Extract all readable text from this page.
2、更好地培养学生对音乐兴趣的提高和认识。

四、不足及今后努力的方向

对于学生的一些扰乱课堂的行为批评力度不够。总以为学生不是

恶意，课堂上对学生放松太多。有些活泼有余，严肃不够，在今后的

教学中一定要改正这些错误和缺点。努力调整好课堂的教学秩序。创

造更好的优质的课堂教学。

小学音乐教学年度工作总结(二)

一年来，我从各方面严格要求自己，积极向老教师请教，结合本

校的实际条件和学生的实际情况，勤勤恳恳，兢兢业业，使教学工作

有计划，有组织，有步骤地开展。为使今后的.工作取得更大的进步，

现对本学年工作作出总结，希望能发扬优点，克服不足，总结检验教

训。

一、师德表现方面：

* * * *

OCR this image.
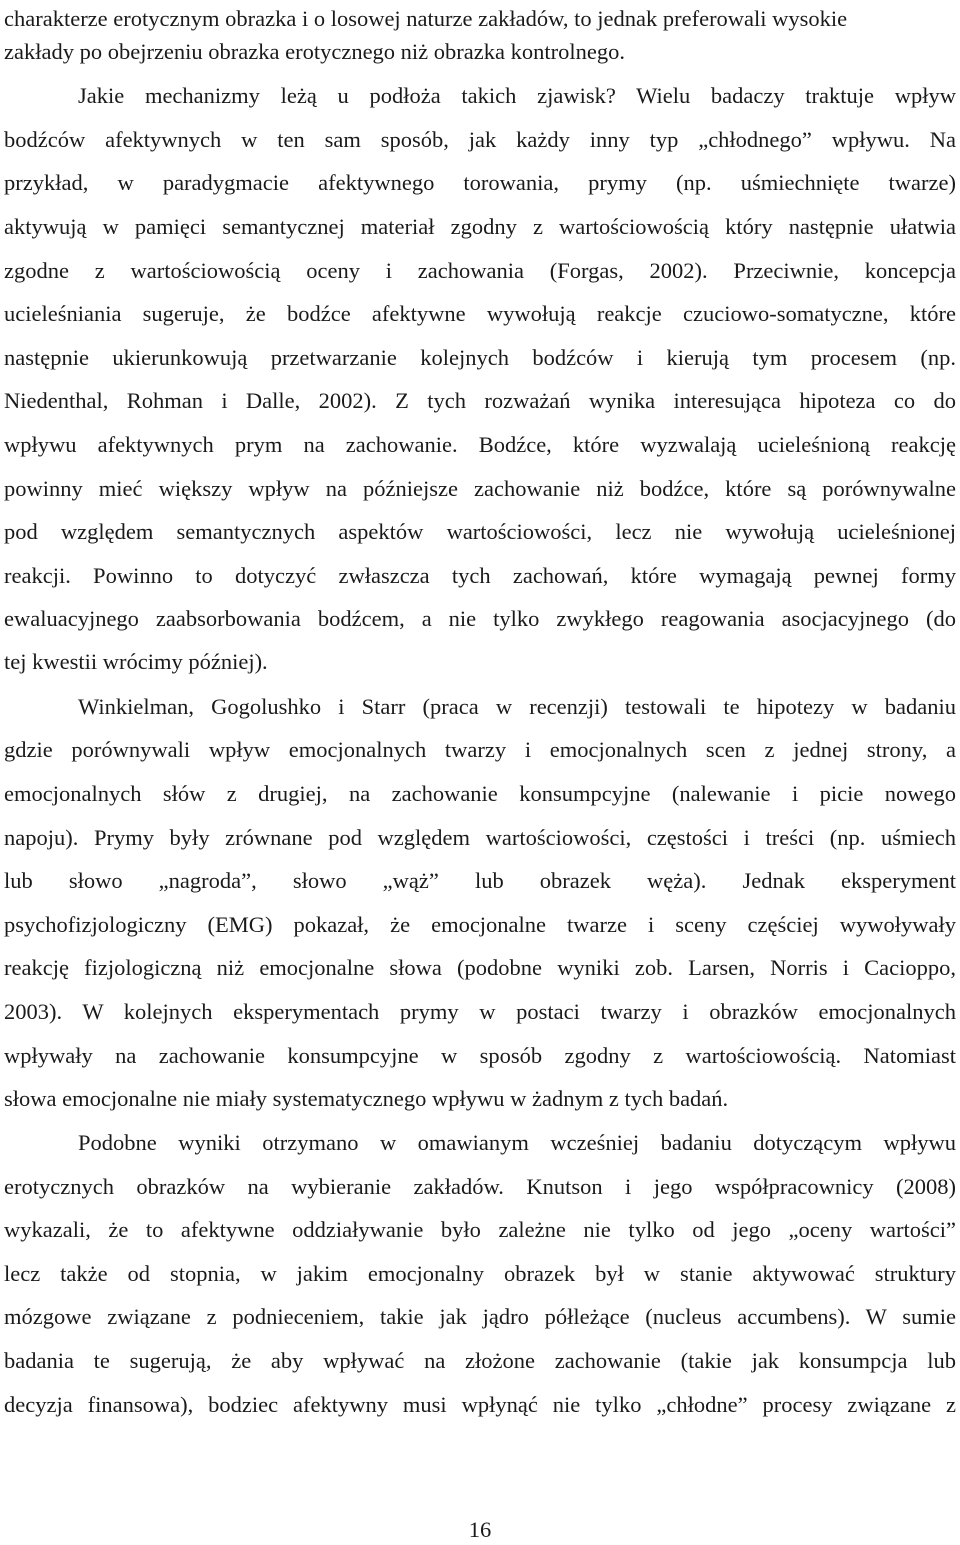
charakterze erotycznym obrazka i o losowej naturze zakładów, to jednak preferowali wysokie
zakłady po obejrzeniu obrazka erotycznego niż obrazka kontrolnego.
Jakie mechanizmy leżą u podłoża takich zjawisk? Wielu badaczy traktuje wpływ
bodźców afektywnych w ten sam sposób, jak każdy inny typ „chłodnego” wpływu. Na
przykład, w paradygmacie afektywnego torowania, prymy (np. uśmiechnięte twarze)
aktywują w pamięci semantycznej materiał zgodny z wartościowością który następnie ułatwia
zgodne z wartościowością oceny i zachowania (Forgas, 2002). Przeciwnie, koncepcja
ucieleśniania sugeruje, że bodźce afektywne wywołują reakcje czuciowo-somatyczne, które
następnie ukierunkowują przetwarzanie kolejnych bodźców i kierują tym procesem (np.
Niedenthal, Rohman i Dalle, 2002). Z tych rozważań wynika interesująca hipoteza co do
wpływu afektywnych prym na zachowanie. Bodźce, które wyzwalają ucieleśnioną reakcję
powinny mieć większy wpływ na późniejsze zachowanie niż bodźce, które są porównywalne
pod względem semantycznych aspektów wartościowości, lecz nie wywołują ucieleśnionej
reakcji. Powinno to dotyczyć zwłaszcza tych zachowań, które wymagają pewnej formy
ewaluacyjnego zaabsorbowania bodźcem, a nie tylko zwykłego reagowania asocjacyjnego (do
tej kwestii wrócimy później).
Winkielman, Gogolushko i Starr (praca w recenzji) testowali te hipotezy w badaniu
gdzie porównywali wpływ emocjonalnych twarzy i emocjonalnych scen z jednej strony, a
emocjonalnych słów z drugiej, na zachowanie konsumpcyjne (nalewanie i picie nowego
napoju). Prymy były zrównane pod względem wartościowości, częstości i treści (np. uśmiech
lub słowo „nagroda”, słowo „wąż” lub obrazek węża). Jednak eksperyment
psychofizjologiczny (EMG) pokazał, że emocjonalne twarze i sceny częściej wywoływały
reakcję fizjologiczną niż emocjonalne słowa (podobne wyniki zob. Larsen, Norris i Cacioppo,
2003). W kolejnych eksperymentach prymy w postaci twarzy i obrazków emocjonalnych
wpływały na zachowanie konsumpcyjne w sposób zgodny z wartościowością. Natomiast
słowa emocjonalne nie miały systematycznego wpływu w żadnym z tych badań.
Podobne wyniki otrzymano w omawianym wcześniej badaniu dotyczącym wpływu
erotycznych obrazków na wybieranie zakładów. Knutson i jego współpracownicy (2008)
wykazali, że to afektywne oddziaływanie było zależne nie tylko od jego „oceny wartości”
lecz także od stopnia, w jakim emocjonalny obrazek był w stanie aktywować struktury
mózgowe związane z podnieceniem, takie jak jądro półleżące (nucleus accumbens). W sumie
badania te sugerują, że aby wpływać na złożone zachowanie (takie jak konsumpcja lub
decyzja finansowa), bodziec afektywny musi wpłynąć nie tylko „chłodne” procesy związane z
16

* * * *

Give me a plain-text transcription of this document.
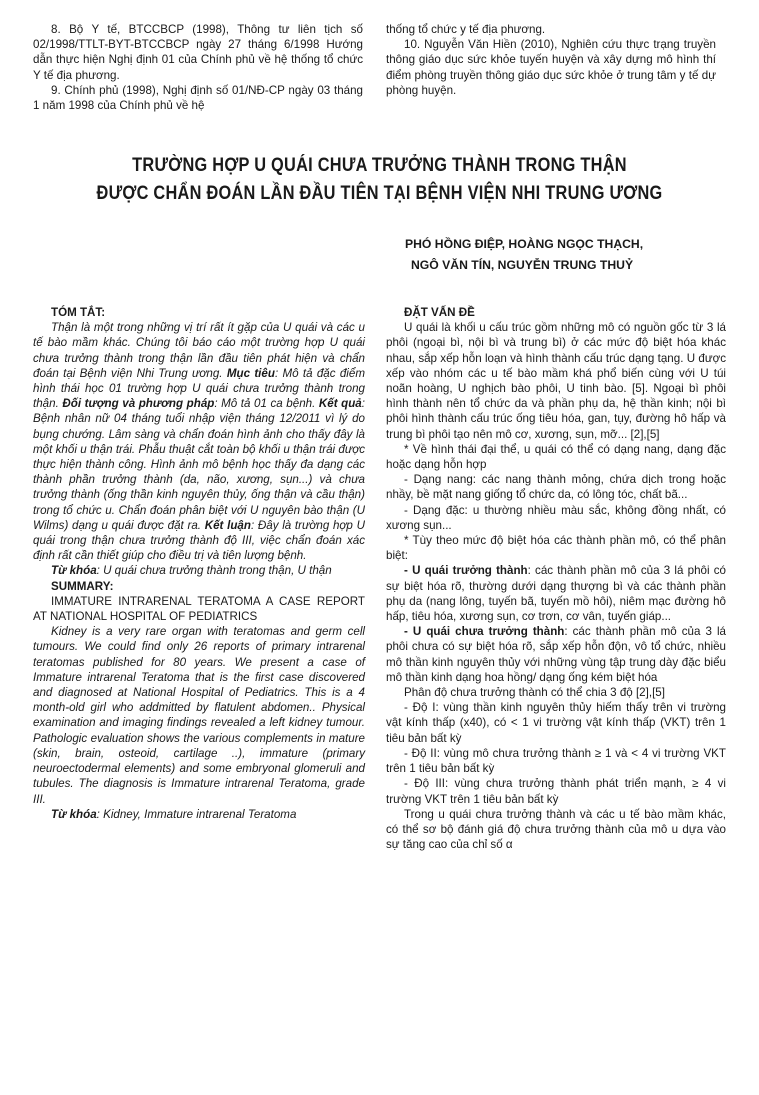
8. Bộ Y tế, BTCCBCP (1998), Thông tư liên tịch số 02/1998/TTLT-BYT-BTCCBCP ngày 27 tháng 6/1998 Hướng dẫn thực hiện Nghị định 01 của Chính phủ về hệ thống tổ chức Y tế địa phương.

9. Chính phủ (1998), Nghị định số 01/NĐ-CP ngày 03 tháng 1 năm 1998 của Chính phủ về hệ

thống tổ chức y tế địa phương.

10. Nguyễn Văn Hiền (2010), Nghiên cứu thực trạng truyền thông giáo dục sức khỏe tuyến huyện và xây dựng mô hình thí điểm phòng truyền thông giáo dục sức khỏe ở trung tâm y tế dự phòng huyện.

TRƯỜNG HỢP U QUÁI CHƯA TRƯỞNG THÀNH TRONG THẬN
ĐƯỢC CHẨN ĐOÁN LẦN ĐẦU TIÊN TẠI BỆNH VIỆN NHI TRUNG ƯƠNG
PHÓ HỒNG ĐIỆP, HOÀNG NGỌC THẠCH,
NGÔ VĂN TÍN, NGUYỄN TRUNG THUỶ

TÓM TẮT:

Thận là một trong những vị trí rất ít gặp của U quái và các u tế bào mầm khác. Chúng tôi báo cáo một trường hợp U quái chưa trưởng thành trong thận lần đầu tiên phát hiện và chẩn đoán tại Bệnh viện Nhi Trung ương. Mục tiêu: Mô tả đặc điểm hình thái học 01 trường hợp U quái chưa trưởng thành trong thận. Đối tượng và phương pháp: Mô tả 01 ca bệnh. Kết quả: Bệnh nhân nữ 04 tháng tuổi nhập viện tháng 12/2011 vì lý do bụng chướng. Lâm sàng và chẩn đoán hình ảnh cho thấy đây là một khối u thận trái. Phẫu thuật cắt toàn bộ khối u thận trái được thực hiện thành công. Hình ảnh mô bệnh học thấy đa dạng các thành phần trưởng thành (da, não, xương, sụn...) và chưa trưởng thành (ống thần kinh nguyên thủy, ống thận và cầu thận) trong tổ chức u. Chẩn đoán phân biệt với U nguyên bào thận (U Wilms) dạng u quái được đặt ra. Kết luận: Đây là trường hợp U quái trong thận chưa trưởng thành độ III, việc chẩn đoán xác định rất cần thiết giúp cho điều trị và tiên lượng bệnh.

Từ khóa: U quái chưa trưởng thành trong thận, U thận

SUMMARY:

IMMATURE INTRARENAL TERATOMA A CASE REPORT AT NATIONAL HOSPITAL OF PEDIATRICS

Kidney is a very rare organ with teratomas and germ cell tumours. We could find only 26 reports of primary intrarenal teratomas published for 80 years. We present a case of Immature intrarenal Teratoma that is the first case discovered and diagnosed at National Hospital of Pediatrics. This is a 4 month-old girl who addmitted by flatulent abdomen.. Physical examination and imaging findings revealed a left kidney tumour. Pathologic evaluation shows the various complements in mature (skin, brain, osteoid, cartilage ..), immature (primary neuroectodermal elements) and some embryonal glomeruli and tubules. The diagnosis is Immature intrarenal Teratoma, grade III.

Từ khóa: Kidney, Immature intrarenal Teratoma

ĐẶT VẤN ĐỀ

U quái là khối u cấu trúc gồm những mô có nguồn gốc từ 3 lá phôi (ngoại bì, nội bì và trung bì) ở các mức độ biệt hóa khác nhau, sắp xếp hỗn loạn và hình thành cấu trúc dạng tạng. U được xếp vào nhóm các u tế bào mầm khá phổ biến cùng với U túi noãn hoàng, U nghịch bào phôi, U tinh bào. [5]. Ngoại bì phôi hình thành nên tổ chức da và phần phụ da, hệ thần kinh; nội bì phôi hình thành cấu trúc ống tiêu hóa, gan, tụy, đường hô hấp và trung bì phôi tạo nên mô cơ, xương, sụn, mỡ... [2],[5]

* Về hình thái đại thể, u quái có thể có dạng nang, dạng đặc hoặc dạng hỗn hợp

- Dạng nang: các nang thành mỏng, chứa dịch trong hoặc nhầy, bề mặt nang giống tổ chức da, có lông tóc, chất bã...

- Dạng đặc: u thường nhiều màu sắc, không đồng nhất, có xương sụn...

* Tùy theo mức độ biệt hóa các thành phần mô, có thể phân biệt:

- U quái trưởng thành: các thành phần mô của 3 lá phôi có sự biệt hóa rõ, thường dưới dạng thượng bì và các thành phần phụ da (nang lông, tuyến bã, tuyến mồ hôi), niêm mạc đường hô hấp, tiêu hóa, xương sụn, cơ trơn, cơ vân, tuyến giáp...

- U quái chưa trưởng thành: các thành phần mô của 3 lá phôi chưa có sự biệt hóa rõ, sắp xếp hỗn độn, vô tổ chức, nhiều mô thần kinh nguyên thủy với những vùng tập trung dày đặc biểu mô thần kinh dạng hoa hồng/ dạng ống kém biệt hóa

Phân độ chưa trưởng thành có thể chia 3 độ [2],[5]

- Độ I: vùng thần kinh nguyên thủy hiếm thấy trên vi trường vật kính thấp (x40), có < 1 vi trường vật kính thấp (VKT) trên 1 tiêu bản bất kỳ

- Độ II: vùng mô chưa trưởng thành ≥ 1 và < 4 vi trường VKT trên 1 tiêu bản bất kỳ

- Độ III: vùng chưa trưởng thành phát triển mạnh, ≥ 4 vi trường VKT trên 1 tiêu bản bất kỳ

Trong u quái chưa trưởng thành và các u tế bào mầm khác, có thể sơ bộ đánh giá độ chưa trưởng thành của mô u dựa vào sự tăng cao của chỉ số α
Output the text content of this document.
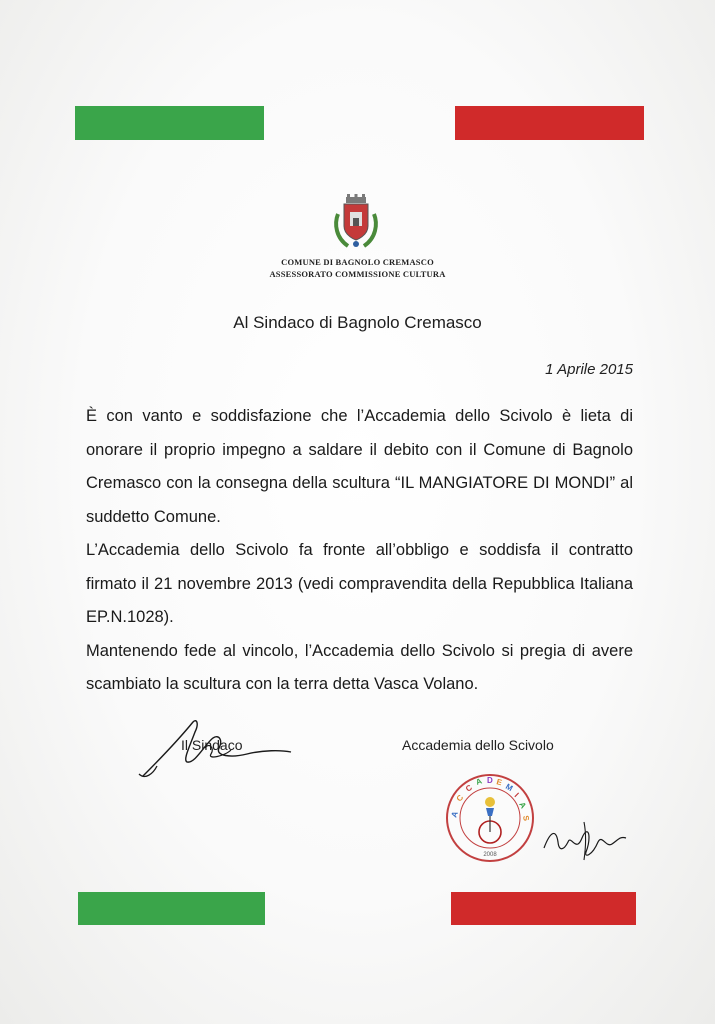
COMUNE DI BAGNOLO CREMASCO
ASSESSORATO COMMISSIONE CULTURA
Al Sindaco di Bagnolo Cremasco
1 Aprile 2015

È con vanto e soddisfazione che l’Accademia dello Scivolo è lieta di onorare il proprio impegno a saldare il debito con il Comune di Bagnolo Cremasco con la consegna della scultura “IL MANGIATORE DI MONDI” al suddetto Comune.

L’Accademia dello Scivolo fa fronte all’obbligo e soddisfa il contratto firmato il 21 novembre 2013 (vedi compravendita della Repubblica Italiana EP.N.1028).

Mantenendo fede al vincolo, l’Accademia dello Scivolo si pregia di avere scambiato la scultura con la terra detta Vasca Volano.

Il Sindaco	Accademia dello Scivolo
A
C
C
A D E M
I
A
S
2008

* * * *

Count every line in the listing above that holds "obrazka", then report only the count.

# Solved exercise
2